━━━━━ SUPPLIED INFORMATION ━━━━━

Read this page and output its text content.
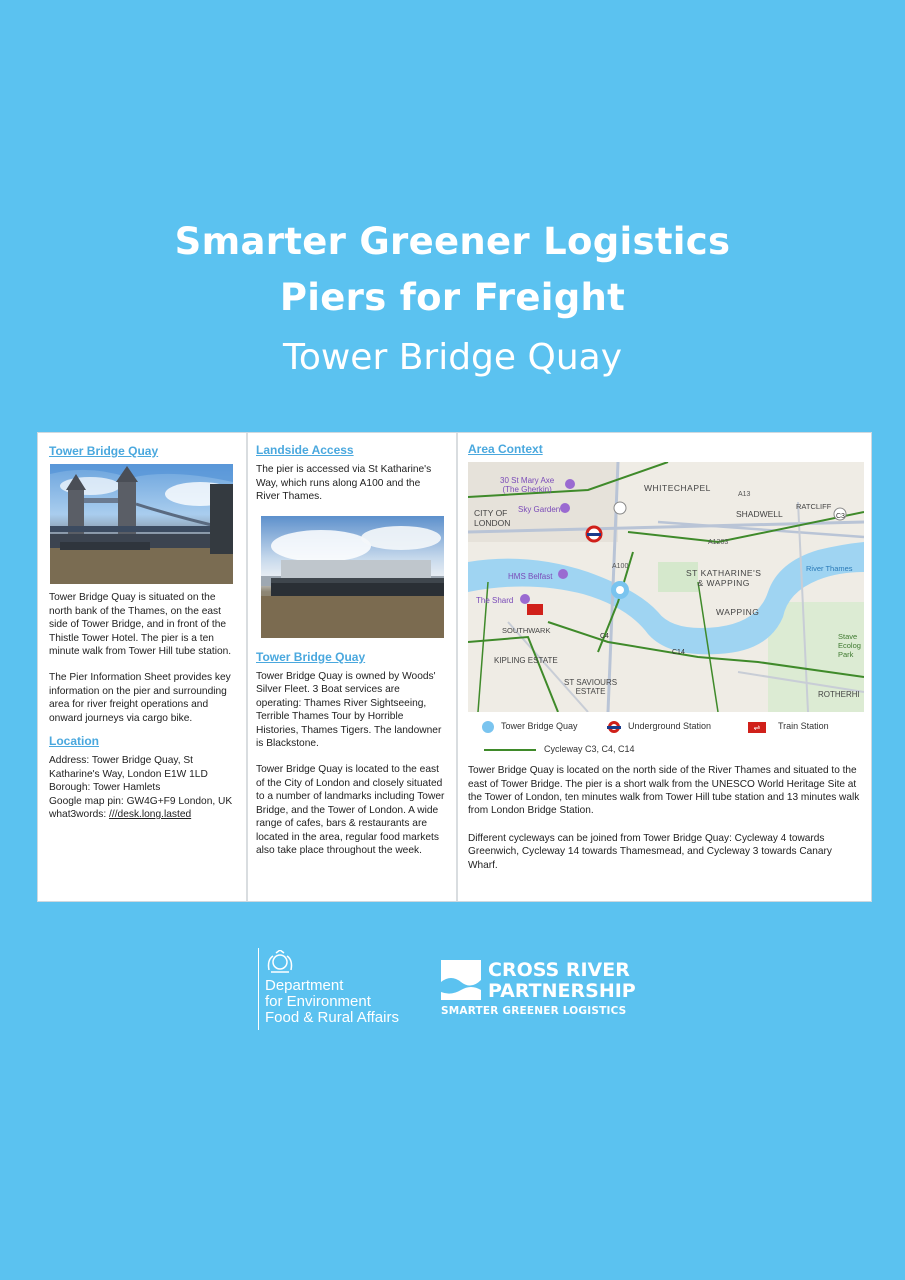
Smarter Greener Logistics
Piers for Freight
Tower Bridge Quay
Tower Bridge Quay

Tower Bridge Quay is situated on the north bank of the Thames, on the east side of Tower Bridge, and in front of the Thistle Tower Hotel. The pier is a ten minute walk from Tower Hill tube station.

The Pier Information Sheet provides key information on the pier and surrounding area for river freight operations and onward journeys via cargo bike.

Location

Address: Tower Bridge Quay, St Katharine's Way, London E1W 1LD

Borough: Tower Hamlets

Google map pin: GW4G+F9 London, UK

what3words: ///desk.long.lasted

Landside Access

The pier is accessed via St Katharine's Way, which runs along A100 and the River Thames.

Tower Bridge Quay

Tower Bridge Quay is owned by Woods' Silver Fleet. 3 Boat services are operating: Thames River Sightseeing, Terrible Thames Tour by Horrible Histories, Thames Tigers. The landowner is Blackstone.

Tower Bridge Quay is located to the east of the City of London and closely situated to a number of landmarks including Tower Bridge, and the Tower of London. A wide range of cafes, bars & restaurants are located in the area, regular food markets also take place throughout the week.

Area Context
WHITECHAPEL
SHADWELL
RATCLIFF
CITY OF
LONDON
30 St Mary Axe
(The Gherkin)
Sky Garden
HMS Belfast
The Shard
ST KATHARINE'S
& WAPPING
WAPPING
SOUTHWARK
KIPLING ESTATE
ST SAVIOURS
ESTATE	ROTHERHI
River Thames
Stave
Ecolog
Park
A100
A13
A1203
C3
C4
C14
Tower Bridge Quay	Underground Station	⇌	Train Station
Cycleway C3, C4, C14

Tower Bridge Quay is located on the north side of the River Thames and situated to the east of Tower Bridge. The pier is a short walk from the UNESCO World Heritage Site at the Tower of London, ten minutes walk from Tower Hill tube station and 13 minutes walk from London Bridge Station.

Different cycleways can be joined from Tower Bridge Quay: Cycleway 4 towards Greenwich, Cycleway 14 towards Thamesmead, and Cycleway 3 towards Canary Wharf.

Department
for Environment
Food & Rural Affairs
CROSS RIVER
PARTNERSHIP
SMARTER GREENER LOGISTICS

━━━━━

◆ **TASK**
The pictures should not appear in the copy; every other part of the records above must be returned exactly.

◆ **ANSWER TO THE TASK**
Read this page and output its text content.
Smarter Greener Logistics
Piers for Freight
Tower Bridge Quay
Tower Bridge Quay

Tower Bridge Quay is situated on the north bank of the Thames, on the east side of Tower Bridge, and in front of the Thistle Tower Hotel. The pier is a ten minute walk from Tower Hill tube station.

The Pier Information Sheet provides key information on the pier and surrounding area for river freight operations and onward journeys via cargo bike.

Location

Address: Tower Bridge Quay, St Katharine's Way, London E1W 1LD

Borough: Tower Hamlets

Google map pin: GW4G+F9 London, UK

what3words: ///desk.long.lasted

Landside Access

The pier is accessed via St Katharine's Way, which runs along A100 and the River Thames.

Tower Bridge Quay

Tower Bridge Quay is owned by Woods' Silver Fleet. 3 Boat services are operating: Thames River Sightseeing, Terrible Thames Tour by Horrible Histories, Thames Tigers. The landowner is Blackstone.

Tower Bridge Quay is located to the east of the City of London and closely situated to a number of landmarks including Tower Bridge, and the Tower of London. A wide range of cafes, bars & restaurants are located in the area, regular food markets also take place throughout the week.

Area Context
WHITECHAPEL
SHADWELL
RATCLIFF
CITY OF
LONDON
30 St Mary Axe
(The Gherkin)
Sky Garden
HMS Belfast
The Shard
ST KATHARINE'S
& WAPPING
WAPPING
SOUTHWARK
KIPLING ESTATE
ST SAVIOURS
ESTATE	ROTHERHI
River Thames
Stave
Ecolog
Park
A100
A13
A1203
C3
C4
C14
Tower Bridge Quay	Underground Station	⇌	Train Station
Cycleway C3, C4, C14

Tower Bridge Quay is located on the north side of the River Thames and situated to the east of Tower Bridge. The pier is a short walk from the UNESCO World Heritage Site at the Tower of London, ten minutes walk from Tower Hill tube station and 13 minutes walk from London Bridge Station.

Different cycleways can be joined from Tower Bridge Quay: Cycleway 4 towards Greenwich, Cycleway 14 towards Thamesmead, and Cycleway 3 towards Canary Wharf.

Department
for Environment
Food & Rural Affairs
CROSS RIVER
PARTNERSHIP
SMARTER GREENER LOGISTICS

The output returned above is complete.